__What you have to do__
Reproduce the material in full, exactly as written.

──────── Dataset records

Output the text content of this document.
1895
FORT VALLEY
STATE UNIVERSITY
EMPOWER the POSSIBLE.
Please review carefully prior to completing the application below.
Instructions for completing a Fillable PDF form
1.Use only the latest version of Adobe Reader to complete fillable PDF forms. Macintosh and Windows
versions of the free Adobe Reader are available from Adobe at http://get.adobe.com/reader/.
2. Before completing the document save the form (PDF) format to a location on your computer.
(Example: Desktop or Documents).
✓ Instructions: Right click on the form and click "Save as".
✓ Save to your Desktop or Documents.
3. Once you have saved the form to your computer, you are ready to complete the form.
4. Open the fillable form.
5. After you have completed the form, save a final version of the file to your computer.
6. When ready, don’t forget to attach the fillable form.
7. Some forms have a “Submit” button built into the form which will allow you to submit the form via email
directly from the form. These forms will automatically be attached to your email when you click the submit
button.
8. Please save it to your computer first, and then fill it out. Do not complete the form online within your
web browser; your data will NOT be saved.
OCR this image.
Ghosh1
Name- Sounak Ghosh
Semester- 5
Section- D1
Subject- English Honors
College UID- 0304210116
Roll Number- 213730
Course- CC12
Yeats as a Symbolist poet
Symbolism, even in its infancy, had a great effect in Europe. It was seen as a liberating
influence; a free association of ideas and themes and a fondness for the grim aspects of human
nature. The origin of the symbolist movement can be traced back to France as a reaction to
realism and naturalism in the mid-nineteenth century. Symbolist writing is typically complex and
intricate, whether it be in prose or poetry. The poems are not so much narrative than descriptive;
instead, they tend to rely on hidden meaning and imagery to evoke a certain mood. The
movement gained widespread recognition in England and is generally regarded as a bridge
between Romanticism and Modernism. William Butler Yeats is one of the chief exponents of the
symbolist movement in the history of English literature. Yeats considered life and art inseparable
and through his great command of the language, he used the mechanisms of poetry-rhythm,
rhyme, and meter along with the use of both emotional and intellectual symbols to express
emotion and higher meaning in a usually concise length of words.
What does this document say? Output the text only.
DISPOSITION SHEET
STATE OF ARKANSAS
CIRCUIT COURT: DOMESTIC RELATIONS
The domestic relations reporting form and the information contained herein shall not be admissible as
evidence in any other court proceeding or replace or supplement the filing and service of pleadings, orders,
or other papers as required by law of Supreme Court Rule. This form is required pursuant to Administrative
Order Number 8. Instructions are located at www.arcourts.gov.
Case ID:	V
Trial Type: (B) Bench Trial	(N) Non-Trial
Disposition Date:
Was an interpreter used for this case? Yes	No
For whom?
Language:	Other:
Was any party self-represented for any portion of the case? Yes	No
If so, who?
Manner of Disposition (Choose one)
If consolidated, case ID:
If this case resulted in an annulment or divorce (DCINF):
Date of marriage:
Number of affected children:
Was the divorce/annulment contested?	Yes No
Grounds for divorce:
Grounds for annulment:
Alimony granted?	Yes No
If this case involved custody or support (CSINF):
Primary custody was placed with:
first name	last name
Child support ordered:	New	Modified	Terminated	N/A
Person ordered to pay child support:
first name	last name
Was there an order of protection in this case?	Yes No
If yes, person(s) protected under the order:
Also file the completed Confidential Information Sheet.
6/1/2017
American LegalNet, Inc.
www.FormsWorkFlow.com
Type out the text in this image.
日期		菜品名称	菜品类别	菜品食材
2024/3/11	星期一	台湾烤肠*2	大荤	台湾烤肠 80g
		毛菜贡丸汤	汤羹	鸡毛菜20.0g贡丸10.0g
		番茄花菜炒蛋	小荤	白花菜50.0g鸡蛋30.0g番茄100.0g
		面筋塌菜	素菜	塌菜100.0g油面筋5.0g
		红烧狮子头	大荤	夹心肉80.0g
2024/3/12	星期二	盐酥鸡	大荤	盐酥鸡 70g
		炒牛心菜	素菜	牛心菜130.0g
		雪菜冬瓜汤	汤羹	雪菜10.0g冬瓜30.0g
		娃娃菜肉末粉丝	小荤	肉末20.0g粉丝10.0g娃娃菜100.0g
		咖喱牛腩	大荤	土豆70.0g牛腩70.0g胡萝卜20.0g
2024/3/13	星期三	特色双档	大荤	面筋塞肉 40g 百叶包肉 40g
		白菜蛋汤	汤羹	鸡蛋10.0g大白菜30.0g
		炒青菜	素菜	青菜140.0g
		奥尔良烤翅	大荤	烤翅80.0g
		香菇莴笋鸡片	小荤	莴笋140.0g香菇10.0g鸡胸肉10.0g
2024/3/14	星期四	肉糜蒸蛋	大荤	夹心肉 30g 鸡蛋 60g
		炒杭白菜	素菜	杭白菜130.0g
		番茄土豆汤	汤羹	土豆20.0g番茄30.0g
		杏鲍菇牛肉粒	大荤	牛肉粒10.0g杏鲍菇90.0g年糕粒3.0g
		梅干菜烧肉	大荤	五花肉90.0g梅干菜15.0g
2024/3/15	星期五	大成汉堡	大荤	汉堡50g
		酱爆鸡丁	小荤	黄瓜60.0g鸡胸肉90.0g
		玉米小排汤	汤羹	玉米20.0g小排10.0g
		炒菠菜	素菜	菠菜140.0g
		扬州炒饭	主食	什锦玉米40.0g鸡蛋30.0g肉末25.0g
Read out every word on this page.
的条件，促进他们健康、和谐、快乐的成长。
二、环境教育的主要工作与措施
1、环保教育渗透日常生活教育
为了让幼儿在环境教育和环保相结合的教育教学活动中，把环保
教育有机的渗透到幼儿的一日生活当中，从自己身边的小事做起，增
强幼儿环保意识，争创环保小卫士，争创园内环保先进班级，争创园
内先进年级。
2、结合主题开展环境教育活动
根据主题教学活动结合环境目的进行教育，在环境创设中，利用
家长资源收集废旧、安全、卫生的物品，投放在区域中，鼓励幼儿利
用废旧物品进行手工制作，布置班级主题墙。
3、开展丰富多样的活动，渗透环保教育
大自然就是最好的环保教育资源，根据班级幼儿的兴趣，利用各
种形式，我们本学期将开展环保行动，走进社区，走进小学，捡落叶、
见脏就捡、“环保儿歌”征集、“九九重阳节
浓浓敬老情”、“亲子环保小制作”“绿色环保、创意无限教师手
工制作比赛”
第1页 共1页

────────────────

__Exercise response__
Output the text content of this document.
1895
FORT VALLEY
STATE UNIVERSITY
EMPOWER the POSSIBLE.
Please review carefully prior to completing the application below.
Instructions for completing a Fillable PDF form
1.Use only the latest version of Adobe Reader to complete fillable PDF forms. Macintosh and Windows
versions of the free Adobe Reader are available from Adobe at http://get.adobe.com/reader/.
2. Before completing the document save the form (PDF) format to a location on your computer.
(Example: Desktop or Documents).
✓ Instructions: Right click on the form and click "Save as".
✓ Save to your Desktop or Documents.
3. Once you have saved the form to your computer, you are ready to complete the form.
4. Open the fillable form.
5. After you have completed the form, save a final version of the file to your computer.
6. When ready, don’t forget to attach the fillable form.
7. Some forms have a “Submit” button built into the form which will allow you to submit the form via email
directly from the form. These forms will automatically be attached to your email when you click the submit
button.
8. Please save it to your computer first, and then fill it out. Do not complete the form online within your
web browser; your data will NOT be saved.
OCR this image.
Ghosh1
Name- Sounak Ghosh
Semester- 5
Section- D1
Subject- English Honors
College UID- 0304210116
Roll Number- 213730
Course- CC12
Yeats as a Symbolist poet
Symbolism, even in its infancy, had a great effect in Europe. It was seen as a liberating
influence; a free association of ideas and themes and a fondness for the grim aspects of human
nature. The origin of the symbolist movement can be traced back to France as a reaction to
realism and naturalism in the mid-nineteenth century. Symbolist writing is typically complex and
intricate, whether it be in prose or poetry. The poems are not so much narrative than descriptive;
instead, they tend to rely on hidden meaning and imagery to evoke a certain mood. The
movement gained widespread recognition in England and is generally regarded as a bridge
between Romanticism and Modernism. William Butler Yeats is one of the chief exponents of the
symbolist movement in the history of English literature. Yeats considered life and art inseparable
and through his great command of the language, he used the mechanisms of poetry-rhythm,
rhyme, and meter along with the use of both emotional and intellectual symbols to express
emotion and higher meaning in a usually concise length of words.
What does this document say? Output the text only.
DISPOSITION SHEET
STATE OF ARKANSAS
CIRCUIT COURT: DOMESTIC RELATIONS
The domestic relations reporting form and the information contained herein shall not be admissible as
evidence in any other court proceeding or replace or supplement the filing and service of pleadings, orders,
or other papers as required by law of Supreme Court Rule. This form is required pursuant to Administrative
Order Number 8. Instructions are located at www.arcourts.gov.
Case ID:	V
Trial Type: (B) Bench Trial	(N) Non-Trial
Disposition Date:
Was an interpreter used for this case? Yes	No
For whom?
Language:	Other:
Was any party self-represented for any portion of the case? Yes	No
If so, who?
Manner of Disposition (Choose one)
If consolidated, case ID:
If this case resulted in an annulment or divorce (DCINF):
Date of marriage:
Number of affected children:
Was the divorce/annulment contested?	Yes No
Grounds for divorce:
Grounds for annulment:
Alimony granted?	Yes No
If this case involved custody or support (CSINF):
Primary custody was placed with:
first name	last name
Child support ordered:	New	Modified	Terminated	N/A
Person ordered to pay child support:
first name	last name
Was there an order of protection in this case?	Yes No
If yes, person(s) protected under the order:
Also file the completed Confidential Information Sheet.
6/1/2017
American LegalNet, Inc.
www.FormsWorkFlow.com
Type out the text in this image.
日期		菜品名称	菜品类别	菜品食材
2024/3/11	星期一	台湾烤肠*2	大荤	台湾烤肠 80g
		毛菜贡丸汤	汤羹	鸡毛菜20.0g贡丸10.0g
		番茄花菜炒蛋	小荤	白花菜50.0g鸡蛋30.0g番茄100.0g
		面筋塌菜	素菜	塌菜100.0g油面筋5.0g
		红烧狮子头	大荤	夹心肉80.0g
2024/3/12	星期二	盐酥鸡	大荤	盐酥鸡 70g
		炒牛心菜	素菜	牛心菜130.0g
		雪菜冬瓜汤	汤羹	雪菜10.0g冬瓜30.0g
		娃娃菜肉末粉丝	小荤	肉末20.0g粉丝10.0g娃娃菜100.0g
		咖喱牛腩	大荤	土豆70.0g牛腩70.0g胡萝卜20.0g
2024/3/13	星期三	特色双档	大荤	面筋塞肉 40g 百叶包肉 40g
		白菜蛋汤	汤羹	鸡蛋10.0g大白菜30.0g
		炒青菜	素菜	青菜140.0g
		奥尔良烤翅	大荤	烤翅80.0g
		香菇莴笋鸡片	小荤	莴笋140.0g香菇10.0g鸡胸肉10.0g
2024/3/14	星期四	肉糜蒸蛋	大荤	夹心肉 30g 鸡蛋 60g
		炒杭白菜	素菜	杭白菜130.0g
		番茄土豆汤	汤羹	土豆20.0g番茄30.0g
		杏鲍菇牛肉粒	大荤	牛肉粒10.0g杏鲍菇90.0g年糕粒3.0g
		梅干菜烧肉	大荤	五花肉90.0g梅干菜15.0g
2024/3/15	星期五	大成汉堡	大荤	汉堡50g
		酱爆鸡丁	小荤	黄瓜60.0g鸡胸肉90.0g
		玉米小排汤	汤羹	玉米20.0g小排10.0g
		炒菠菜	素菜	菠菜140.0g
		扬州炒饭	主食	什锦玉米40.0g鸡蛋30.0g肉末25.0g
Read out every word on this page.
的条件，促进他们健康、和谐、快乐的成长。
二、环境教育的主要工作与措施
1、环保教育渗透日常生活教育
为了让幼儿在环境教育和环保相结合的教育教学活动中，把环保
教育有机的渗透到幼儿的一日生活当中，从自己身边的小事做起，增
强幼儿环保意识，争创环保小卫士，争创园内环保先进班级，争创园
内先进年级。
2、结合主题开展环境教育活动
根据主题教学活动结合环境目的进行教育，在环境创设中，利用
家长资源收集废旧、安全、卫生的物品，投放在区域中，鼓励幼儿利
用废旧物品进行手工制作，布置班级主题墙。
3、开展丰富多样的活动，渗透环保教育
大自然就是最好的环保教育资源，根据班级幼儿的兴趣，利用各
种形式，我们本学期将开展环保行动，走进社区，走进小学，捡落叶、
见脏就捡、“环保儿歌”征集、“九九重阳节
浓浓敬老情”、“亲子环保小制作”“绿色环保、创意无限教师手
工制作比赛”
第1页 共1页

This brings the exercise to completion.